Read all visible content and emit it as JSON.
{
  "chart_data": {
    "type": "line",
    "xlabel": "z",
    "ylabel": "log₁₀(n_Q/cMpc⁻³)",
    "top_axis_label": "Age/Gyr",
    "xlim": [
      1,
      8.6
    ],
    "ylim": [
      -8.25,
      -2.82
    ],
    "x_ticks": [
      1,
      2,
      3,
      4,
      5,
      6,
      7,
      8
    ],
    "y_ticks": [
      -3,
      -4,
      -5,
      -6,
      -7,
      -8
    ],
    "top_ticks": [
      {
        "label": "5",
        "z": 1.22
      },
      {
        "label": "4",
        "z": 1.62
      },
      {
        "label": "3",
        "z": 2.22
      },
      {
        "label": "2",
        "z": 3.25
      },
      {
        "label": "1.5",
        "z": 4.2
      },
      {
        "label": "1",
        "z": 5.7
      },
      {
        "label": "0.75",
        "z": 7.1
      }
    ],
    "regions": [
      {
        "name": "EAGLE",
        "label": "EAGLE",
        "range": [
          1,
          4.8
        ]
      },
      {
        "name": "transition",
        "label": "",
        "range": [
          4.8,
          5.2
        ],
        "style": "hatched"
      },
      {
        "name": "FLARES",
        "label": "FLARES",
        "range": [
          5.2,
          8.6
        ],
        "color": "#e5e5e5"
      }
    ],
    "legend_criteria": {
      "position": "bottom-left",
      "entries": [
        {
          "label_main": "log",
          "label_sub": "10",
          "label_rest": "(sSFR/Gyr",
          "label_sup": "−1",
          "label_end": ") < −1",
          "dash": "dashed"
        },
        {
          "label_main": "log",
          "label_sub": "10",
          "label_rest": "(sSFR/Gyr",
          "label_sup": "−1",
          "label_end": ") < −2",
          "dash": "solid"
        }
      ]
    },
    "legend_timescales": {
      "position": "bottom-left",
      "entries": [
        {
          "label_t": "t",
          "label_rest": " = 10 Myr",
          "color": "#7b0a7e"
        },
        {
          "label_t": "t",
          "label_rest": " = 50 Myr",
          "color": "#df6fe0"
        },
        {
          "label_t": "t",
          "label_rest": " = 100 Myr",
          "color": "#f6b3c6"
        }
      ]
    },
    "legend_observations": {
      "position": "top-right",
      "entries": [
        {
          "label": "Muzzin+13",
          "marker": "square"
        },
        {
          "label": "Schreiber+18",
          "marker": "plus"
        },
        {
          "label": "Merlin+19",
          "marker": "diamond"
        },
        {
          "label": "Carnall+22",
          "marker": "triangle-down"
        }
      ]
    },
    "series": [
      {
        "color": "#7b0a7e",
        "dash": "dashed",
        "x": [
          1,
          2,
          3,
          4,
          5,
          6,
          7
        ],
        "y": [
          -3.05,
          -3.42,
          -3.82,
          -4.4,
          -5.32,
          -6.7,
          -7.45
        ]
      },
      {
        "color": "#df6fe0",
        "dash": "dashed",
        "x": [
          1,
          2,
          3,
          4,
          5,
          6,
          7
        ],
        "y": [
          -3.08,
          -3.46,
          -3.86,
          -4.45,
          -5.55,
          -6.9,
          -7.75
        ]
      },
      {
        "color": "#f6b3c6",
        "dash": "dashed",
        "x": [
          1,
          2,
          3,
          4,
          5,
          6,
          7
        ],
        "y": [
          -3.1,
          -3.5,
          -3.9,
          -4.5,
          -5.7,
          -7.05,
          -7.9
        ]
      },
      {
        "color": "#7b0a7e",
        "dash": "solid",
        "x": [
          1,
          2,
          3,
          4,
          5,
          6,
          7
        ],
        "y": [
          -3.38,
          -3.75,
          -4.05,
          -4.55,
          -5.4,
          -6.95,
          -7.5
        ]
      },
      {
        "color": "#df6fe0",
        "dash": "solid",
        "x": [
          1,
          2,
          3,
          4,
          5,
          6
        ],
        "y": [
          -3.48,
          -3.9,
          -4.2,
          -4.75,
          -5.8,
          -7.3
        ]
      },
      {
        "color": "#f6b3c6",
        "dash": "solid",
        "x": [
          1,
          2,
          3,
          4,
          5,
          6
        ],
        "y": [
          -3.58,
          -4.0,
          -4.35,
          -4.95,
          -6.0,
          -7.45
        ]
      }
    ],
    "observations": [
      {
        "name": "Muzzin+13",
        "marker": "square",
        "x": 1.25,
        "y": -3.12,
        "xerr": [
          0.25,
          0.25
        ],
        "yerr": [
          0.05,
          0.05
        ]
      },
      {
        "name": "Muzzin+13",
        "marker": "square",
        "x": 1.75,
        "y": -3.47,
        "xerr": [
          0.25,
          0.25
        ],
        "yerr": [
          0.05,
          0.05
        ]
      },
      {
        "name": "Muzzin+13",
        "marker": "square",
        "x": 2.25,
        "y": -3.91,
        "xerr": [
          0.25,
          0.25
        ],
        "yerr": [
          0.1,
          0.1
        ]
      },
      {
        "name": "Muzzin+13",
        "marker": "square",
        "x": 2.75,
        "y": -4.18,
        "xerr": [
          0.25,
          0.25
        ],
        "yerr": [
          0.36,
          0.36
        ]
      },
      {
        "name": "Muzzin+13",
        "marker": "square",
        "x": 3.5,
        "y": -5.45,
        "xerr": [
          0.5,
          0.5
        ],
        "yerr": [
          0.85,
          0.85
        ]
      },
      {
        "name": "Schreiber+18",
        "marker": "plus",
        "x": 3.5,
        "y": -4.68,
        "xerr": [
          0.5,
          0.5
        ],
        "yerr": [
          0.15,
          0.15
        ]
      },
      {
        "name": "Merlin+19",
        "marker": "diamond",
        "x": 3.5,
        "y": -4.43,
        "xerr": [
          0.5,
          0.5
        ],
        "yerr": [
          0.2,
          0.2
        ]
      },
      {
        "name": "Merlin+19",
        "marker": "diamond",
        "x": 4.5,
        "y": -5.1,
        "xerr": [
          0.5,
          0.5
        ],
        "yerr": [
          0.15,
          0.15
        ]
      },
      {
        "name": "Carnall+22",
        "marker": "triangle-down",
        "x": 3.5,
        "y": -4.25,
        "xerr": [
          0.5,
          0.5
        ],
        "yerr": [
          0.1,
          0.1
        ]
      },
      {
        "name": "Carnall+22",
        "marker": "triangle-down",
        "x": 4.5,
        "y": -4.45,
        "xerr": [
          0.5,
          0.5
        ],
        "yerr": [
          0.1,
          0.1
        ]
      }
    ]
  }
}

*What the task asks*
Return the material exactly as it stands.

*Exercise result*
Read all visible content and emit it as JSON.
{
  "chart_data": {
    "type": "line",
    "xlabel": "z",
    "ylabel": "log₁₀(n_Q/cMpc⁻³)",
    "top_axis_label": "Age/Gyr",
    "xlim": [
      1,
      8.6
    ],
    "ylim": [
      -8.25,
      -2.82
    ],
    "x_ticks": [
      1,
      2,
      3,
      4,
      5,
      6,
      7,
      8
    ],
    "y_ticks": [
      -3,
      -4,
      -5,
      -6,
      -7,
      -8
    ],
    "top_ticks": [
      {
        "label": "5",
        "z": 1.22
      },
      {
        "label": "4",
        "z": 1.62
      },
      {
        "label": "3",
        "z": 2.22
      },
      {
        "label": "2",
        "z": 3.25
      },
      {
        "label": "1.5",
        "z": 4.2
      },
      {
        "label": "1",
        "z": 5.7
      },
      {
        "label": "0.75",
        "z": 7.1
      }
    ],
    "regions": [
      {
        "name": "EAGLE",
        "label": "EAGLE",
        "range": [
          1,
          4.8
        ]
      },
      {
        "name": "transition",
        "label": "",
        "range": [
          4.8,
          5.2
        ],
        "style": "hatched"
      },
      {
        "name": "FLARES",
        "label": "FLARES",
        "range": [
          5.2,
          8.6
        ],
        "color": "#e5e5e5"
      }
    ],
    "legend_criteria": {
      "position": "bottom-left",
      "entries": [
        {
          "label_main": "log",
          "label_sub": "10",
          "label_rest": "(sSFR/Gyr",
          "label_sup": "−1",
          "label_end": ") < −1",
          "dash": "dashed"
        },
        {
          "label_main": "log",
          "label_sub": "10",
          "label_rest": "(sSFR/Gyr",
          "label_sup": "−1",
          "label_end": ") < −2",
          "dash": "solid"
        }
      ]
    },
    "legend_timescales": {
      "position": "bottom-left",
      "entries": [
        {
          "label_t": "t",
          "label_rest": " = 10 Myr",
          "color": "#7b0a7e"
        },
        {
          "label_t": "t",
          "label_rest": " = 50 Myr",
          "color": "#df6fe0"
        },
        {
          "label_t": "t",
          "label_rest": " = 100 Myr",
          "color": "#f6b3c6"
        }
      ]
    },
    "legend_observations": {
      "position": "top-right",
      "entries": [
        {
          "label": "Muzzin+13",
          "marker": "square"
        },
        {
          "label": "Schreiber+18",
          "marker": "plus"
        },
        {
          "label": "Merlin+19",
          "marker": "diamond"
        },
        {
          "label": "Carnall+22",
          "marker": "triangle-down"
        }
      ]
    },
    "series": [
      {
        "color": "#7b0a7e",
        "dash": "dashed",
        "x": [
          1,
          2,
          3,
          4,
          5,
          6,
          7
        ],
        "y": [
          -3.05,
          -3.42,
          -3.82,
          -4.4,
          -5.32,
          -6.7,
          -7.45
        ]
      },
      {
        "color": "#df6fe0",
        "dash": "dashed",
        "x": [
          1,
          2,
          3,
          4,
          5,
          6,
          7
        ],
        "y": [
          -3.08,
          -3.46,
          -3.86,
          -4.45,
          -5.55,
          -6.9,
          -7.75
        ]
      },
      {
        "color": "#f6b3c6",
        "dash": "dashed",
        "x": [
          1,
          2,
          3,
          4,
          5,
          6,
          7
        ],
        "y": [
          -3.1,
          -3.5,
          -3.9,
          -4.5,
          -5.7,
          -7.05,
          -7.9
        ]
      },
      {
        "color": "#7b0a7e",
        "dash": "solid",
        "x": [
          1,
          2,
          3,
          4,
          5,
          6,
          7
        ],
        "y": [
          -3.38,
          -3.75,
          -4.05,
          -4.55,
          -5.4,
          -6.95,
          -7.5
        ]
      },
      {
        "color": "#df6fe0",
        "dash": "solid",
        "x": [
          1,
          2,
          3,
          4,
          5,
          6
        ],
        "y": [
          -3.48,
          -3.9,
          -4.2,
          -4.75,
          -5.8,
          -7.3
        ]
      },
      {
        "color": "#f6b3c6",
        "dash": "solid",
        "x": [
          1,
          2,
          3,
          4,
          5,
          6
        ],
        "y": [
          -3.58,
          -4.0,
          -4.35,
          -4.95,
          -6.0,
          -7.45
        ]
      }
    ],
    "observations": [
      {
        "name": "Muzzin+13",
        "marker": "square",
        "x": 1.25,
        "y": -3.12,
        "xerr": [
          0.25,
          0.25
        ],
        "yerr": [
          0.05,
          0.05
        ]
      },
      {
        "name": "Muzzin+13",
        "marker": "square",
        "x": 1.75,
        "y": -3.47,
        "xerr": [
          0.25,
          0.25
        ],
        "yerr": [
          0.05,
          0.05
        ]
      },
      {
        "name": "Muzzin+13",
        "marker": "square",
        "x": 2.25,
        "y": -3.91,
        "xerr": [
          0.25,
          0.25
        ],
        "yerr": [
          0.1,
          0.1
        ]
      },
      {
        "name": "Muzzin+13",
        "marker": "square",
        "x": 2.75,
        "y": -4.18,
        "xerr": [
          0.25,
          0.25
        ],
        "yerr": [
          0.36,
          0.36
        ]
      },
      {
        "name": "Muzzin+13",
        "marker": "square",
        "x": 3.5,
        "y": -5.45,
        "xerr": [
          0.5,
          0.5
        ],
        "yerr": [
          0.85,
          0.85
        ]
      },
      {
        "name": "Schreiber+18",
        "marker": "plus",
        "x": 3.5,
        "y": -4.68,
        "xerr": [
          0.5,
          0.5
        ],
        "yerr": [
          0.15,
          0.15
        ]
      },
      {
        "name": "Merlin+19",
        "marker": "diamond",
        "x": 3.5,
        "y": -4.43,
        "xerr": [
          0.5,
          0.5
        ],
        "yerr": [
          0.2,
          0.2
        ]
      },
      {
        "name": "Merlin+19",
        "marker": "diamond",
        "x": 4.5,
        "y": -5.1,
        "xerr": [
          0.5,
          0.5
        ],
        "yerr": [
          0.15,
          0.15
        ]
      },
      {
        "name": "Carnall+22",
        "marker": "triangle-down",
        "x": 3.5,
        "y": -4.25,
        "xerr": [
          0.5,
          0.5
        ],
        "yerr": [
          0.1,
          0.1
        ]
      },
      {
        "name": "Carnall+22",
        "marker": "triangle-down",
        "x": 4.5,
        "y": -4.45,
        "xerr": [
          0.5,
          0.5
        ],
        "yerr": [
          0.1,
          0.1
        ]
      }
    ]
  }
}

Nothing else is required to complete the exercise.